*GIVEN INSTRUCTION*
In the listing below, identify each line with the word "วประม" and return those lines.

*INFORMATION SHOWN*
--- --- ---

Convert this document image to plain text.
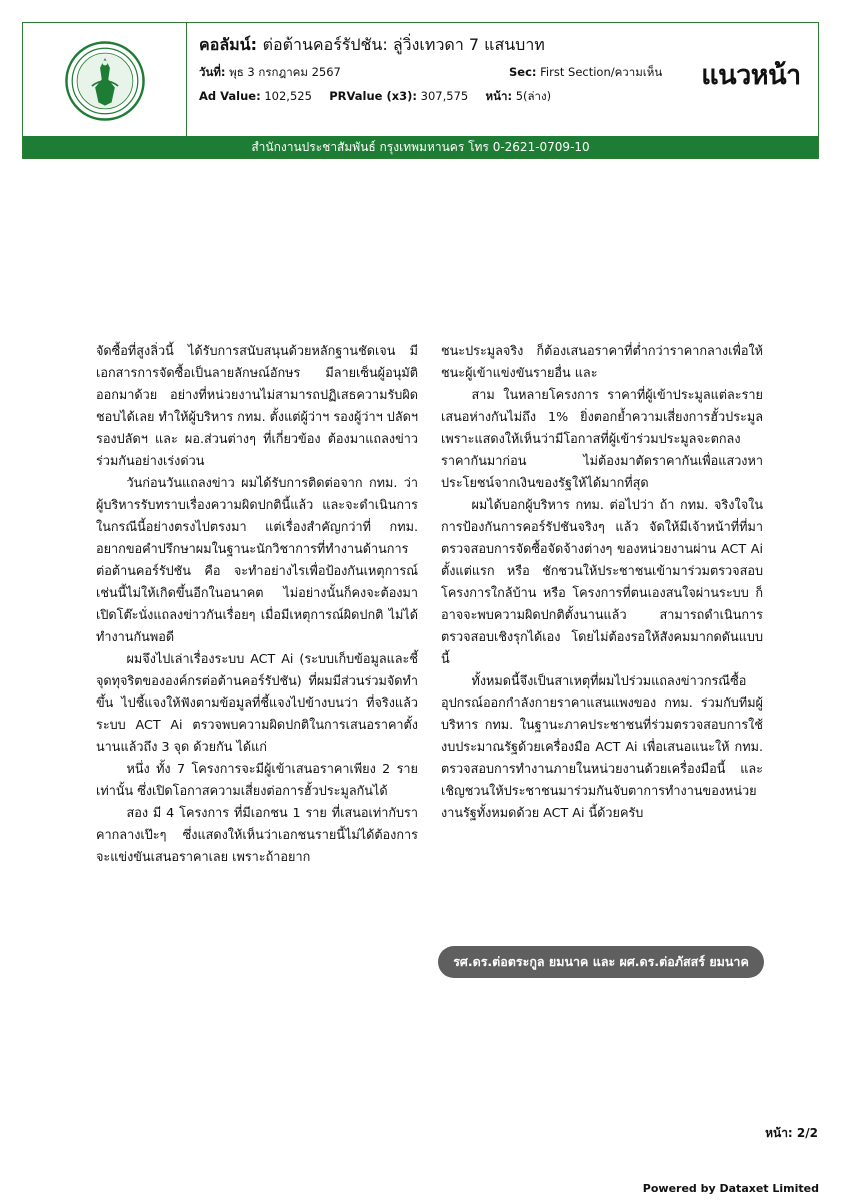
คอลัมน์: ต่อต้านคอร์รัปชัน: ลู่วิ่งเทวดา 7 แสนบาท
วันที่: พุธ 3 กรกฎาคม 2567	Sec: First Section/ความเห็น
Ad Value: 102,525 PRValue (x3): 307,575 หน้า: 5(ล่าง)
แนวหน้า
สำนักงานประชาสัมพันธ์ กรุงเทพมหานคร โทร 0-2621-0709-10

จัดซื้อที่สูงลิ่วนี้ ได้รับการสนับสนุนด้วยหลักฐานชัดเจน มีเอกสารการจัดซื้อเป็นลายลักษณ์อักษร มีลายเซ็นผู้อนุมัติออกมาด้วย อย่างที่หน่วยงานไม่สามารถปฏิเสธความรับผิดชอบได้เลย ทำให้ผู้บริหาร กทม. ตั้งแต่ผู้ว่าฯ รองผู้ว่าฯ ปลัดฯ รองปลัดฯ และ ผอ.ส่วนต่างๆ ที่เกี่ยวข้อง ต้องมาแถลงข่าวร่วมกันอย่างเร่งด่วน

วันก่อนวันแถลงข่าว ผมได้รับการติดต่อจาก กทม. ว่าผู้บริหารรับทราบเรื่องความผิดปกตินี้แล้ว และจะดำเนินการในกรณีนี้อย่างตรงไปตรงมา แต่เรื่องสำคัญกว่าที่ กทม. อยากขอคำปรึกษาผมในฐานะนักวิชาการที่ทำงานด้านการต่อต้านคอร์รัปชัน คือ จะทำอย่างไรเพื่อป้องกันเหตุการณ์เช่นนี้ไม่ให้เกิดขึ้นอีกในอนาคต ไม่อย่างนั้นก็คงจะต้องมาเปิดโต๊ะนั่งแถลงข่าวกันเรื่อยๆ เมื่อมีเหตุการณ์ผิดปกติ ไม่ได้ทำงานกันพอดี

ผมจึงไปเล่าเรื่องระบบ ACT Ai (ระบบเก็บข้อมูลและชี้จุดทุจริตขององค์กรต่อต้านคอร์รัปชัน) ที่ผมมีส่วนร่วมจัดทำขึ้น ไปชี้แจงให้ฟังตามข้อมูลที่ชี้แจงไปข้างบนว่า ที่จริงแล้วระบบ ACT Ai ตรวจพบความผิดปกติในการเสนอราคาตั้งนานแล้วถึง 3 จุด ด้วยกัน ได้แก่

หนึ่ง ทั้ง 7 โครงการจะมีผู้เข้าเสนอราคาเพียง 2 รายเท่านั้น ซึ่งเปิดโอกาสความเสี่ยงต่อการฮั้วประมูลกันได้

สอง มี 4 โครงการ ที่มีเอกชน 1 ราย ที่เสนอเท่ากับราคากลางเป๊ะๆ ซึ่งแสดงให้เห็นว่าเอกชนรายนี้ไม่ได้ต้องการจะแข่งขันเสนอราคาเลย เพราะถ้าอยาก

ชนะประมูลจริง ก็ต้องเสนอราคาที่ต่ำกว่าราคากลางเพื่อให้ชนะผู้เข้าแข่งขันรายอื่น และ

สาม ในหลายโครงการ ราคาที่ผู้เข้าประมูลแต่ละรายเสนอห่างกันไม่ถึง 1% ยิ่งตอกย้ำความเสี่ยงการฮั้วประมูล เพราะแสดงให้เห็นว่ามีโอกาสที่ผู้เข้าร่วมประมูลจะตกลงราคากันมาก่อน ไม่ต้องมาตัดราคากันเพื่อแสวงหาประโยชน์จากเงินของรัฐให้ได้มากที่สุด

ผมได้บอกผู้บริหาร กทม. ต่อไปว่า ถ้า กทม. จริงใจในการป้องกันการคอร์รัปชันจริงๆ แล้ว จัดให้มีเจ้าหน้าที่ที่มาตรวจสอบการจัดซื้อจัดจ้างต่างๆ ของหน่วยงานผ่าน ACT Ai ตั้งแต่แรก หรือ ชักชวนให้ประชาชนเข้ามาร่วมตรวจสอบโครงการใกล้บ้าน หรือ โครงการที่ตนเองสนใจผ่านระบบ ก็อาจจะพบความผิดปกติตั้งนานแล้ว สามารถดำเนินการตรวจสอบเชิงรุกได้เอง โดยไม่ต้องรอให้สังคมมากดดันแบบนี้

ทั้งหมดนี้จึงเป็นสาเหตุที่ผมไปร่วมแถลงข่าวกรณีซื้ออุปกรณ์ออกกำลังกายราคาแสนแพงของ กทม. ร่วมกับทีมผู้บริหาร กทม. ในฐานะภาคประชาชนที่ร่วมตรวจสอบการใช้งบประมาณรัฐด้วยเครื่องมือ ACT Ai เพื่อเสนอแนะให้ กทม. ตรวจสอบการทำงานภายในหน่วยงานด้วยเครื่องมือนี้ และเชิญชวนให้ประชาชนมาร่วมกันจับตาการทำงานของหน่วยงานรัฐทั้งหมดด้วย ACT Ai นี้ด้วยครับ

รศ.ดร.ต่อตระกูล ยมนาค และ ผศ.ดร.ต่อภัสสร์ ยมนาค
หน้า: 2/2
Powered by Dataxet Limited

--- --- ---

*COMPLETE RESPONSE*
หนึ่ง ทั้ง 7 โครงการจะมีผู้เข้าเสนอราคาเพียง 2 รายเท่านั้น ซึ่งเปิดโอกาสความเสี่ยงต่อการฮั้วประมูลกันได้
สาม ในหลายโครงการ ราคาที่ผู้เข้าประมูลแต่ละรายเสนอห่างกันไม่ถึง 1% ยิ่งตอกย้ำความเสี่ยงการฮั้วประมูล เพราะแสดงให้เห็นว่ามีโอกาสที่ผู้เข้าร่วมประมูลจะตกลงราคากันมาก่อน ไม่ต้องมาตัดราคากันเพื่อแสวงหาประโยชน์จากเงินของรัฐให้ได้มากที่สุด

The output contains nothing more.